--- SUPPLIED DATA ---

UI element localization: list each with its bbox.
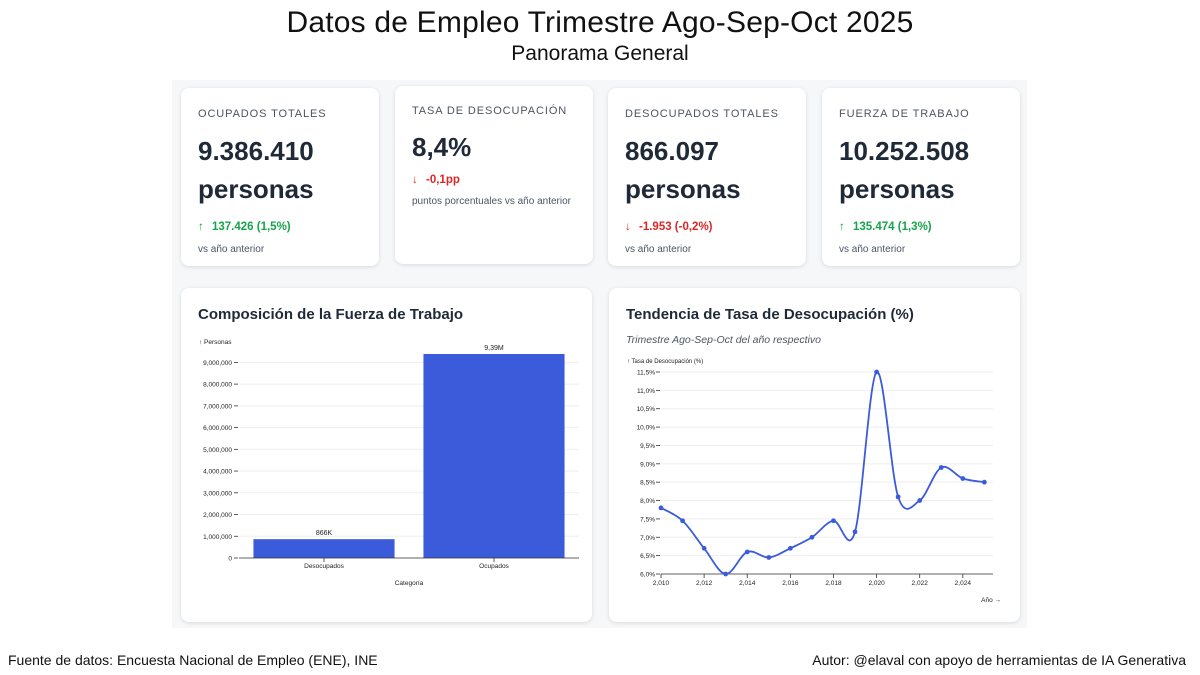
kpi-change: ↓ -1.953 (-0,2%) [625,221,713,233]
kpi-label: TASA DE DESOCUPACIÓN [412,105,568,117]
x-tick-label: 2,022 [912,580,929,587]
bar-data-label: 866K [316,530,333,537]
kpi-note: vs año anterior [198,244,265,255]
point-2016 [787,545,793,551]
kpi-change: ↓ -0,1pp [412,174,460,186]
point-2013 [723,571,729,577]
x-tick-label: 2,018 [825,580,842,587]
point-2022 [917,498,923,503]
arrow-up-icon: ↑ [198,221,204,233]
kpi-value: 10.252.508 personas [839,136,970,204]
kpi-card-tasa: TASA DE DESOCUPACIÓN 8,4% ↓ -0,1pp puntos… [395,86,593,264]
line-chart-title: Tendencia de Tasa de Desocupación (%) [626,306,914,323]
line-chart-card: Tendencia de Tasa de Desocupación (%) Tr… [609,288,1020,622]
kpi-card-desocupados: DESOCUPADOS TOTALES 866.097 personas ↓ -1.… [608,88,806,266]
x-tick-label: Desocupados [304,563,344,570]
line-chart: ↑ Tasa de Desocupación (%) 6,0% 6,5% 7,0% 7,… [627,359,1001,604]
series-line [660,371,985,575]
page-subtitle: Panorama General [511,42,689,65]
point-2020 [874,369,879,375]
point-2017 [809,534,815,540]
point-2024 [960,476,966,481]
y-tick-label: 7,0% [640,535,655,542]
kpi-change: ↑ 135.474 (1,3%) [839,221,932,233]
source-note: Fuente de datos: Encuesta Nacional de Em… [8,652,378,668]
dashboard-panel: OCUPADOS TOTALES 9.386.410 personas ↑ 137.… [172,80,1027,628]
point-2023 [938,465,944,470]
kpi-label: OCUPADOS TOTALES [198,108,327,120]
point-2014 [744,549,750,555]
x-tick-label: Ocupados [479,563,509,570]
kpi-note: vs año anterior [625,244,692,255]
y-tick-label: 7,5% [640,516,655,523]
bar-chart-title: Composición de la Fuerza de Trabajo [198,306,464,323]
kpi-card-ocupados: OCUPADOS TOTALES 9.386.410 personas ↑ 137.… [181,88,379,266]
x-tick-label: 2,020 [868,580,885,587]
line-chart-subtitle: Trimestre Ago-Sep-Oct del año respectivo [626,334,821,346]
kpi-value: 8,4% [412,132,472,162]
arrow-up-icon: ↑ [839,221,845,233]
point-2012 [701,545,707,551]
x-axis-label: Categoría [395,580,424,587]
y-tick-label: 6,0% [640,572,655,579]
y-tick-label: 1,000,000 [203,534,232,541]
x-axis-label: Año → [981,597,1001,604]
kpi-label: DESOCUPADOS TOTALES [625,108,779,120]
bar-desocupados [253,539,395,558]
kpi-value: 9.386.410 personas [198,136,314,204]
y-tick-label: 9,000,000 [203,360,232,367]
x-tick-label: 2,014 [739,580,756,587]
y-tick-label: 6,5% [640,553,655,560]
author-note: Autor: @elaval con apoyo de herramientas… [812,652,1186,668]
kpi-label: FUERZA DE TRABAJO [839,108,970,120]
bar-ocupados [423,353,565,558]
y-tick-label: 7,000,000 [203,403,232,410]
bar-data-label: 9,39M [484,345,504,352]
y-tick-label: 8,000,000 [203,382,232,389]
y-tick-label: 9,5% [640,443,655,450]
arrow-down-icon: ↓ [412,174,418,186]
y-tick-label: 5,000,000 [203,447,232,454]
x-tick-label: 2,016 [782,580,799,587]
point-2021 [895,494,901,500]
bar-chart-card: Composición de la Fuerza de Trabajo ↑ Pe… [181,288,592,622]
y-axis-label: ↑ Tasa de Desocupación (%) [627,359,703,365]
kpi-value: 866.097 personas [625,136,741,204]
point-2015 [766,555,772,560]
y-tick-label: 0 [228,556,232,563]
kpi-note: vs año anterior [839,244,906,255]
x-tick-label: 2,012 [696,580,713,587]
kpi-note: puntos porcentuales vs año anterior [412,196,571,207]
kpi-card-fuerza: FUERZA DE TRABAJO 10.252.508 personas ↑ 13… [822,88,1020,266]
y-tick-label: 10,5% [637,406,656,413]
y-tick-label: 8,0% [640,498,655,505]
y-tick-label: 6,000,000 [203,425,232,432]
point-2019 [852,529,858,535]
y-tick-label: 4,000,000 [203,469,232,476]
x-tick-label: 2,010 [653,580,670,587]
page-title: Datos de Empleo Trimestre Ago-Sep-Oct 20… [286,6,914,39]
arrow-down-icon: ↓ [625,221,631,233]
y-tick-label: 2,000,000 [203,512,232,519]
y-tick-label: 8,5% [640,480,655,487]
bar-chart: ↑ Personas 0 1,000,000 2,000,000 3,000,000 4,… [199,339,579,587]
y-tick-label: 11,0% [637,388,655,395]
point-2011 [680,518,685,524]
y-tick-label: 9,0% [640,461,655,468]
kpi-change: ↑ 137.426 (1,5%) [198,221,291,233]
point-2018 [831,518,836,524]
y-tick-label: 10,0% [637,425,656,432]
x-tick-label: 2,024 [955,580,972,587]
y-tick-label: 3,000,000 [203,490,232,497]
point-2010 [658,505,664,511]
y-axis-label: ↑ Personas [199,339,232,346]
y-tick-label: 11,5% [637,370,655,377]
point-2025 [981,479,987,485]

---
--- SUPPLIED DATA ---

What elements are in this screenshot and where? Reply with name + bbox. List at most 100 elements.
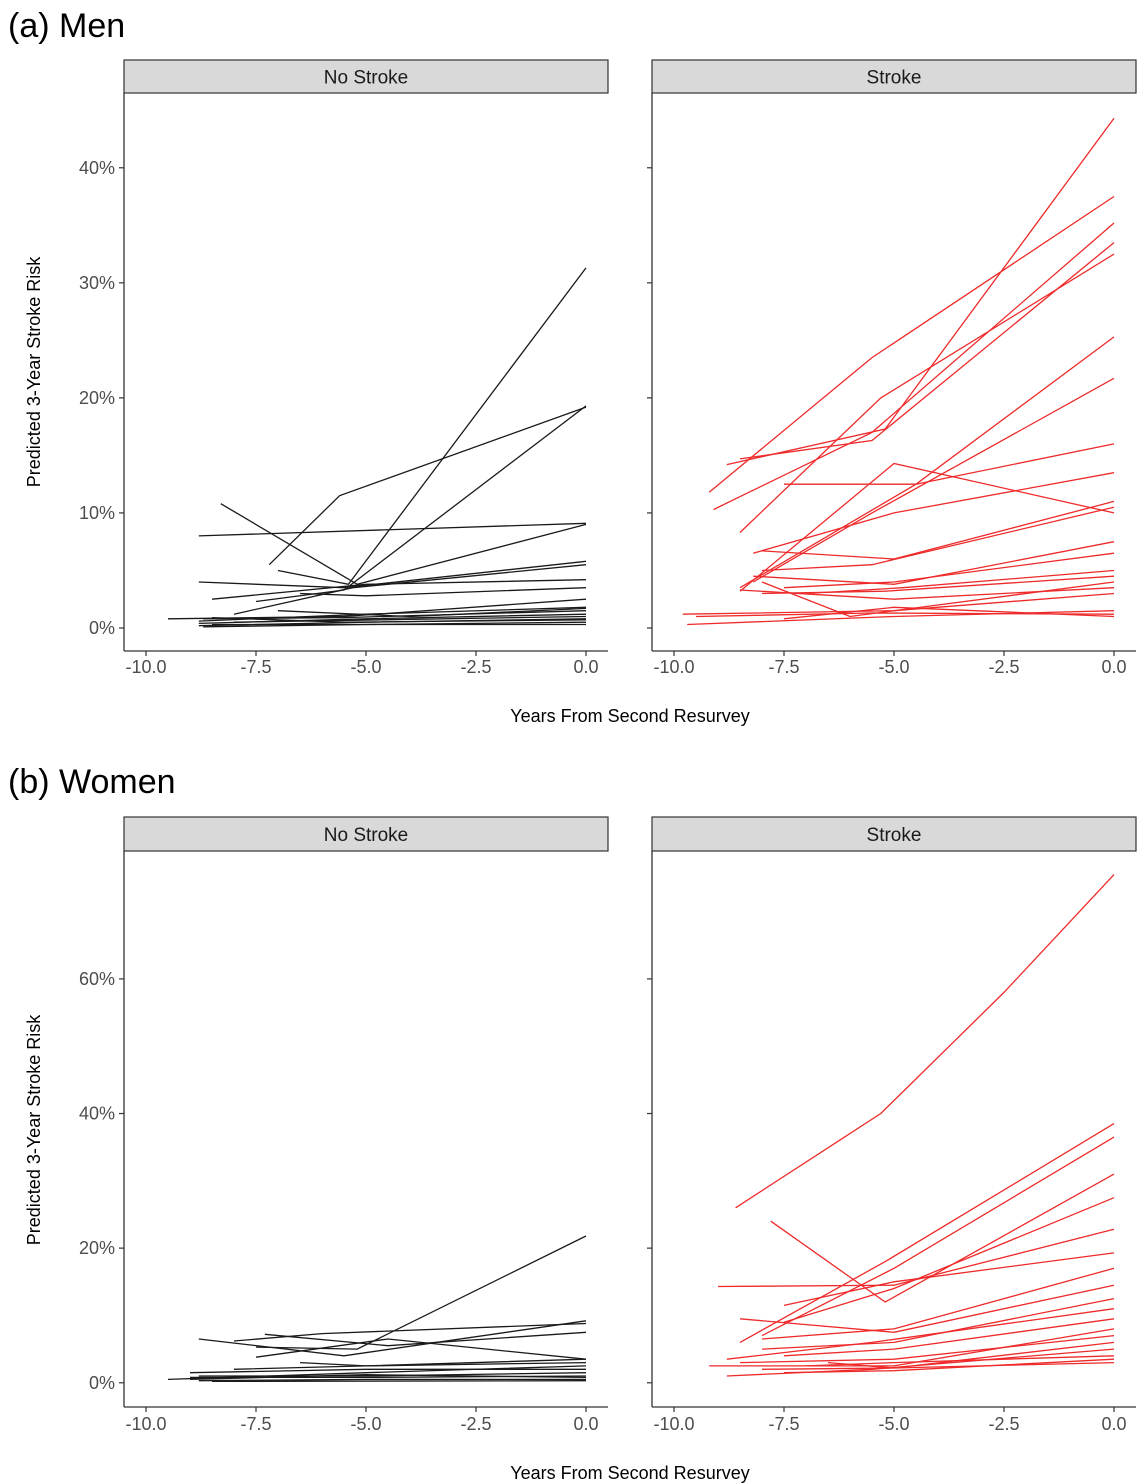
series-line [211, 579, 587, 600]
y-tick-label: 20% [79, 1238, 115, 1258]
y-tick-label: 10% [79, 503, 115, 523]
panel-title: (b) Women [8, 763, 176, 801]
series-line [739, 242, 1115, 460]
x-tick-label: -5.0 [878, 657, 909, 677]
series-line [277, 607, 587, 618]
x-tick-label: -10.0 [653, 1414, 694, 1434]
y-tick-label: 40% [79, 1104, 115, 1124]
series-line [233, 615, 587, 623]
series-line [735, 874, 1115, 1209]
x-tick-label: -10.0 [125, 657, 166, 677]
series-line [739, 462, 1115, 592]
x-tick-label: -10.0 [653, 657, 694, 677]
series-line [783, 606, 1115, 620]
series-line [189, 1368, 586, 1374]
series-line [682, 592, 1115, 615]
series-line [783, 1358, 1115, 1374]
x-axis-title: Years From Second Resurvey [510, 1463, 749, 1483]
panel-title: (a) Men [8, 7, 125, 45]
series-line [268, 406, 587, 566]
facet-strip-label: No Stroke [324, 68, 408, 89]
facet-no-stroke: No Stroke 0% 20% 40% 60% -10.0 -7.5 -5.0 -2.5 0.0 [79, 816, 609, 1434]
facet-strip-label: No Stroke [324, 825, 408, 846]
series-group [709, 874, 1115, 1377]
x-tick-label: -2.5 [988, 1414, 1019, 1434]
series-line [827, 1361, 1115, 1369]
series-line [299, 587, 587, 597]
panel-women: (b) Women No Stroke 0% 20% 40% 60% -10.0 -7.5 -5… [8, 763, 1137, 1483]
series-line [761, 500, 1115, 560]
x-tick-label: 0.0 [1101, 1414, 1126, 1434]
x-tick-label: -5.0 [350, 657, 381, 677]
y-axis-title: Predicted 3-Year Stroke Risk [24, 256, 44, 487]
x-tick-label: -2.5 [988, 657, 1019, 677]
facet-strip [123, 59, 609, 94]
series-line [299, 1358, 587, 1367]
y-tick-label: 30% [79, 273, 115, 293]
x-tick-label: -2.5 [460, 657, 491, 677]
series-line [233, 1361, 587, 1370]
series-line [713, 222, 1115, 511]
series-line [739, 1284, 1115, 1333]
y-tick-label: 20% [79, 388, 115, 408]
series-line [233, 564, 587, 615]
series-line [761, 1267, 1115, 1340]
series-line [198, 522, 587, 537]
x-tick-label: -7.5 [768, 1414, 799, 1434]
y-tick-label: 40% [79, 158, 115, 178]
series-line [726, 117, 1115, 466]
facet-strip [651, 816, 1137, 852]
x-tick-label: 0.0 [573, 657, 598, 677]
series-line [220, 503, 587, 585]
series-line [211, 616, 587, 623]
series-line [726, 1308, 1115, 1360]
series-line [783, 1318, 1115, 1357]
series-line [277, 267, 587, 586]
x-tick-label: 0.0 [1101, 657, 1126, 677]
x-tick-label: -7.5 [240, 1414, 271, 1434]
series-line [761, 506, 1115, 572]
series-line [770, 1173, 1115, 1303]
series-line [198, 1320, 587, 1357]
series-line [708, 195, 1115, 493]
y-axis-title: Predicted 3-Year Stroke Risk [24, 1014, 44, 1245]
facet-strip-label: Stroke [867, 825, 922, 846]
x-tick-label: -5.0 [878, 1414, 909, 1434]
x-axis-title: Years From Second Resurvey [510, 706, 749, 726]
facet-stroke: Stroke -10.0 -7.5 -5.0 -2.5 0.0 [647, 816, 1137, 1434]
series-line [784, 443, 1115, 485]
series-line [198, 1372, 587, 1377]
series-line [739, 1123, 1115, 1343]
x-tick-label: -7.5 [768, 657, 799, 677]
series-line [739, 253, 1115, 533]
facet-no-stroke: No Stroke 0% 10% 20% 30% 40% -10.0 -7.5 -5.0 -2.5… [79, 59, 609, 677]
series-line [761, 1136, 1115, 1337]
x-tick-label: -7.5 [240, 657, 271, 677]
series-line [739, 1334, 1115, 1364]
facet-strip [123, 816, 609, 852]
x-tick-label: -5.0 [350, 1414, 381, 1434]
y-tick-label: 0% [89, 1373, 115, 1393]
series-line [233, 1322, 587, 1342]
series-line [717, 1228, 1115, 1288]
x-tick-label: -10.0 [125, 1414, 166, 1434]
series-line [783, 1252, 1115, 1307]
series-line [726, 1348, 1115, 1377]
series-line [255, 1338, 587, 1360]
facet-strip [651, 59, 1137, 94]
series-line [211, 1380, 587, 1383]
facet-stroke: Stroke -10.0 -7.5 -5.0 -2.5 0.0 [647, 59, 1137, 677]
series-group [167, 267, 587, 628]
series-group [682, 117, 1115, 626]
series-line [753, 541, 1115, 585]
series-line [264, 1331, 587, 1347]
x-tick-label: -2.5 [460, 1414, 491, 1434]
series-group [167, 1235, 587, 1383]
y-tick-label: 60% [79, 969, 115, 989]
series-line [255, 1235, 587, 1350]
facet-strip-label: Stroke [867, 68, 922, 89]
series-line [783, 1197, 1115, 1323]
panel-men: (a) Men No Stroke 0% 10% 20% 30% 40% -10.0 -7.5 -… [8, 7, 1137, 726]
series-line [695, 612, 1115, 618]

---

**GIVEN EXERCISE**
In the data above, format everything from the line containing "series-line [211, 579, 587, 600]" down to the line containing "facet-no-stroke: No Stroke 0% 20%", both included, as a numbered list, and leave out any blank lines.

**SOLUTION**
1. series-line [211, 579, 587, 600]
2. y-tick-label: 20% [79, 1238, 115, 1258]
3. y-tick-label: 10% [79, 503, 115, 523]
4. panel-title: (b) Women [8, 763, 176, 801]
5. series-line [739, 242, 1115, 460]
6. x-tick-label: -5.0 [878, 657, 909, 677]
7. series-line [277, 607, 587, 618]
8. x-tick-label: -10.0 [653, 1414, 694, 1434]
9. y-tick-label: 40% [79, 1104, 115, 1124]
10. series-line [233, 615, 587, 623]
11. series-line [735, 874, 1115, 1209]
12. x-tick-label: -10.0 [125, 657, 166, 677]
13. series-line [739, 462, 1115, 592]
14. x-tick-label: -10.0 [653, 657, 694, 677]
15. series-line [783, 606, 1115, 620]
16. series-line [189, 1368, 586, 1374]
17. series-line [682, 592, 1115, 615]
18. series-line [783, 1358, 1115, 1374]
19. x-axis-title: Years From Second Resurvey [510, 1463, 749, 1483]
20. panel-title: (a) Men [8, 7, 125, 45]
21. series-line [268, 406, 587, 566]
22. facet-strip-label: No Stroke [324, 68, 408, 89]
23. facet-no-stroke: No Stroke 0% 20% 40% 60% -10.0 -7.5 -5.0 -2.5 0.0 [79, 816, 609, 1434]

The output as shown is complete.